>> begin Data rows

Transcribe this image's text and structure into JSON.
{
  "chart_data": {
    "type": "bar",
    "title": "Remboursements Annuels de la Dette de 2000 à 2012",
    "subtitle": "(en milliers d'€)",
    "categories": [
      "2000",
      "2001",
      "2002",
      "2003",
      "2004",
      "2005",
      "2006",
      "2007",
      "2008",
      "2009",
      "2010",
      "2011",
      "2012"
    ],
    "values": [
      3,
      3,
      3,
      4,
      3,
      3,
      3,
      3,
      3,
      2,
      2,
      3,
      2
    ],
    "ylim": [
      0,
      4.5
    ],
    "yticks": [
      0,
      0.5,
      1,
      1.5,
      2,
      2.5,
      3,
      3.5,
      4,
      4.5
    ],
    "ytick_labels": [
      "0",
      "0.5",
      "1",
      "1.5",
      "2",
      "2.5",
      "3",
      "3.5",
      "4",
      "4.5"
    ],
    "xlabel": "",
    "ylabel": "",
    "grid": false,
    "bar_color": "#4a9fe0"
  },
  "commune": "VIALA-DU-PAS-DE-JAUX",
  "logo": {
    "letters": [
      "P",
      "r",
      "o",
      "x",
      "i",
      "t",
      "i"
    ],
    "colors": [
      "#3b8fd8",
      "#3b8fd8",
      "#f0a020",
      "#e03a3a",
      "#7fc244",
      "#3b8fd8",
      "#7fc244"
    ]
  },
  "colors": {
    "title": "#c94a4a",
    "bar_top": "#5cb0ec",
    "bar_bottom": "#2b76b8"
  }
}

>> end Data rows

Your objective — Write out every line exactly as it stands.

Output —
Transcribe this image's text and structure into JSON.
{
  "chart_data": {
    "type": "bar",
    "title": "Remboursements Annuels de la Dette de 2000 à 2012",
    "subtitle": "(en milliers d'€)",
    "categories": [
      "2000",
      "2001",
      "2002",
      "2003",
      "2004",
      "2005",
      "2006",
      "2007",
      "2008",
      "2009",
      "2010",
      "2011",
      "2012"
    ],
    "values": [
      3,
      3,
      3,
      4,
      3,
      3,
      3,
      3,
      3,
      2,
      2,
      3,
      2
    ],
    "ylim": [
      0,
      4.5
    ],
    "yticks": [
      0,
      0.5,
      1,
      1.5,
      2,
      2.5,
      3,
      3.5,
      4,
      4.5
    ],
    "ytick_labels": [
      "0",
      "0.5",
      "1",
      "1.5",
      "2",
      "2.5",
      "3",
      "3.5",
      "4",
      "4.5"
    ],
    "xlabel": "",
    "ylabel": "",
    "grid": false,
    "bar_color": "#4a9fe0"
  },
  "commune": "VIALA-DU-PAS-DE-JAUX",
  "logo": {
    "letters": [
      "P",
      "r",
      "o",
      "x",
      "i",
      "t",
      "i"
    ],
    "colors": [
      "#3b8fd8",
      "#3b8fd8",
      "#f0a020",
      "#e03a3a",
      "#7fc244",
      "#3b8fd8",
      "#7fc244"
    ]
  },
  "colors": {
    "title": "#c94a4a",
    "bar_top": "#5cb0ec",
    "bar_bottom": "#2b76b8"
  }
}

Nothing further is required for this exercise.